··· Given data ···

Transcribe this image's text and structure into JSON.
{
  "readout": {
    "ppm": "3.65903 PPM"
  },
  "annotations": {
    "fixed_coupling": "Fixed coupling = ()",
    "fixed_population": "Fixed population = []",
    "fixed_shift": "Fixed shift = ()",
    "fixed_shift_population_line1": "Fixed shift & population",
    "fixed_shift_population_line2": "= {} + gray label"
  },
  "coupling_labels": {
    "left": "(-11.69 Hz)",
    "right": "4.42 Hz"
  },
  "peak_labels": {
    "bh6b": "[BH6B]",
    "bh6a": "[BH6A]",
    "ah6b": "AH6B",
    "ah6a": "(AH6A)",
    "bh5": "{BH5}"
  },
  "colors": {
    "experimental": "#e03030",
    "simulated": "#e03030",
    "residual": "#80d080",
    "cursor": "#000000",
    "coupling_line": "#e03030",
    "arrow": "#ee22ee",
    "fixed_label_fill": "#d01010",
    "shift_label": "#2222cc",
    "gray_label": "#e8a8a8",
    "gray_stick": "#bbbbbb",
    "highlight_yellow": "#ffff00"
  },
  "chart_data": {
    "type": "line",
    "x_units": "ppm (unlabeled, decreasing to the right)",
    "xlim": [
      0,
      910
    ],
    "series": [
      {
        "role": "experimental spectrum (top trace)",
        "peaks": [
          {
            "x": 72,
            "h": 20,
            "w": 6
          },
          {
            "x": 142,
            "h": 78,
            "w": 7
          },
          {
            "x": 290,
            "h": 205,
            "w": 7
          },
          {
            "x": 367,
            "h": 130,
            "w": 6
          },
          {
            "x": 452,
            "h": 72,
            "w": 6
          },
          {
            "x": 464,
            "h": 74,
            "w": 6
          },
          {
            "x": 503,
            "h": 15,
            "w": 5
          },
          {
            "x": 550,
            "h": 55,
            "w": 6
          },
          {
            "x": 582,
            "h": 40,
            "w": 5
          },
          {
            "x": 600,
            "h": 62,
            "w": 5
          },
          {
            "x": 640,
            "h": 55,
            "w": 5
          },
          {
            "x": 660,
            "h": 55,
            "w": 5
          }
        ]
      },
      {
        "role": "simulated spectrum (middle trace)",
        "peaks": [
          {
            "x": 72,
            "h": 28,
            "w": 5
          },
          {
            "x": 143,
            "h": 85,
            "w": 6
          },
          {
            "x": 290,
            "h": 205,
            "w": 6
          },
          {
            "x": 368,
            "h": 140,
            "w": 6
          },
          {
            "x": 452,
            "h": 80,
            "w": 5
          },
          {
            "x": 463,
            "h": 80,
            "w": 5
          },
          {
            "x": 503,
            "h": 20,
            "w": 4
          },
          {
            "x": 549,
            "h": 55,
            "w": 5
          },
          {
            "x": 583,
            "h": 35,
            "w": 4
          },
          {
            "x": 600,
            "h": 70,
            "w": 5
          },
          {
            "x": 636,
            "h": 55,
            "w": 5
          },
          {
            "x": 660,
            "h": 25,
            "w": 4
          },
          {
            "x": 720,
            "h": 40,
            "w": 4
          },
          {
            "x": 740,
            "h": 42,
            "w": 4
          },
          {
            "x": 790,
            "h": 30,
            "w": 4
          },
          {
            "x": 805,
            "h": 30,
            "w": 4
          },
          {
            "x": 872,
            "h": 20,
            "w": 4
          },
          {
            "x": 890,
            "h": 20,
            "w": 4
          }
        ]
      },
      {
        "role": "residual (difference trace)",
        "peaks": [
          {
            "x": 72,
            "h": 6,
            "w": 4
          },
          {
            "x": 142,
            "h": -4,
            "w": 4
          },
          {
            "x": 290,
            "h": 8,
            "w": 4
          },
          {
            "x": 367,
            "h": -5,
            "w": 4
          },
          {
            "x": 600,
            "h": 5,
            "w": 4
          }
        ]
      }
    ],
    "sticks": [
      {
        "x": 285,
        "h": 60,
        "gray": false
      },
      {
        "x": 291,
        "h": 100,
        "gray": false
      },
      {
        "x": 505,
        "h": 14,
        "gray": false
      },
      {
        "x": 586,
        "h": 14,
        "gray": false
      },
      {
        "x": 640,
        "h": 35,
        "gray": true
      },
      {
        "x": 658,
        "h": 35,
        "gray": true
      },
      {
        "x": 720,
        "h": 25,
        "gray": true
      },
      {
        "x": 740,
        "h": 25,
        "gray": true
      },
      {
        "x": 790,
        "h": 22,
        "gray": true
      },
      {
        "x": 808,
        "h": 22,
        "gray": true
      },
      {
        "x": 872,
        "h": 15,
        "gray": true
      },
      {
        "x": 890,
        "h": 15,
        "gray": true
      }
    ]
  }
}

···

Your goal:
Gather up the lines containing the word "simulated" from these records and copy them.

Response to the task:
    "simulated": "#e03030",
        "role": "simulated spectrum (middle trace)",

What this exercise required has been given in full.